(Lines of data)

————————

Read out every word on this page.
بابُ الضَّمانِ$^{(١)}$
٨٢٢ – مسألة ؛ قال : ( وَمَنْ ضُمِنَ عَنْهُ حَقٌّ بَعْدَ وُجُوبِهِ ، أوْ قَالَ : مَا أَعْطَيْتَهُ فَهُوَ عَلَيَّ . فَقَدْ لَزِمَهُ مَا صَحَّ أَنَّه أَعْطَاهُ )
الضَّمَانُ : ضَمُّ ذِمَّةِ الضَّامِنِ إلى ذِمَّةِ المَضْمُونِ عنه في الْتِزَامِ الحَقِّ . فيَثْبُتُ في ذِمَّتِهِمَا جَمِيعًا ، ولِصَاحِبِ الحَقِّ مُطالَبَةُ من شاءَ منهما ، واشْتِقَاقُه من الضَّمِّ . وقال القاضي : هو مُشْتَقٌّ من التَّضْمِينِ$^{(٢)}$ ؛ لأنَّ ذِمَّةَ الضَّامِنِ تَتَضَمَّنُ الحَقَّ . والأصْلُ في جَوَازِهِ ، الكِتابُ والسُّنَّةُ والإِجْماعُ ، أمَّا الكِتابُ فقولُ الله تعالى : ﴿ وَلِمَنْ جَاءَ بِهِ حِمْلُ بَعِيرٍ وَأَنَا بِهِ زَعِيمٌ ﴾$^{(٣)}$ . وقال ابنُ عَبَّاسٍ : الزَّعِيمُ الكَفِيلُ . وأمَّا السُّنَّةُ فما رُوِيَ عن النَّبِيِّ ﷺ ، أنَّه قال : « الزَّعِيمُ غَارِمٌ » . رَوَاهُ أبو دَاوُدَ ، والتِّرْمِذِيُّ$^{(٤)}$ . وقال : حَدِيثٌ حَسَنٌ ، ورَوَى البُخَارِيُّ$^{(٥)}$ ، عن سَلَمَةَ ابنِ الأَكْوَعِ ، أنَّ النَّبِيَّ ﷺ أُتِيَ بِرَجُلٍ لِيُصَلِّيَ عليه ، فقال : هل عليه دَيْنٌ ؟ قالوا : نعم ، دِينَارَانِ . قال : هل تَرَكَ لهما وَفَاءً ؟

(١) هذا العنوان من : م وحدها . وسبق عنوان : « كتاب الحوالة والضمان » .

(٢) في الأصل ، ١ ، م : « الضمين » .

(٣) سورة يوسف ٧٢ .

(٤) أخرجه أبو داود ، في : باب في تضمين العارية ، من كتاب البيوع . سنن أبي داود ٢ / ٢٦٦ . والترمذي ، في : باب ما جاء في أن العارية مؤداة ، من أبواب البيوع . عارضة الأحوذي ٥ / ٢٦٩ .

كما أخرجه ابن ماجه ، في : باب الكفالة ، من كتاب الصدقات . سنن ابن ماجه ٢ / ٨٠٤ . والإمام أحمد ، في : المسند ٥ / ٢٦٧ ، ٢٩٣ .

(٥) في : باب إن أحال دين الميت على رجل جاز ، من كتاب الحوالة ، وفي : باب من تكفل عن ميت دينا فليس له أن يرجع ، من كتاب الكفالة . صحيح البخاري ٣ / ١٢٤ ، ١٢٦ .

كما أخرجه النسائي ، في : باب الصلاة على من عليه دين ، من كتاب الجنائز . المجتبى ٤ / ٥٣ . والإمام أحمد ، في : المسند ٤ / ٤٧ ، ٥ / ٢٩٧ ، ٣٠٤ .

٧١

————————

- [Required work] Filter the listing above by the word "والإمام"; copy each line that passes.

- [Exercise solution]
كما أخرجه ابن ماجه ، في : باب الكفالة ، من كتاب الصدقات . سنن ابن ماجه ٢ / ٨٠٤ . والإمام أحمد ، في : المسند ٥ / ٢٦٧ ، ٢٩٣ .
كما أخرجه النسائي ، في : باب الصلاة على من عليه دين ، من كتاب الجنائز . المجتبى ٤ / ٥٣ . والإمام أحمد ، في : المسند ٤ / ٤٧ ، ٥ / ٢٩٧ ، ٣٠٤ .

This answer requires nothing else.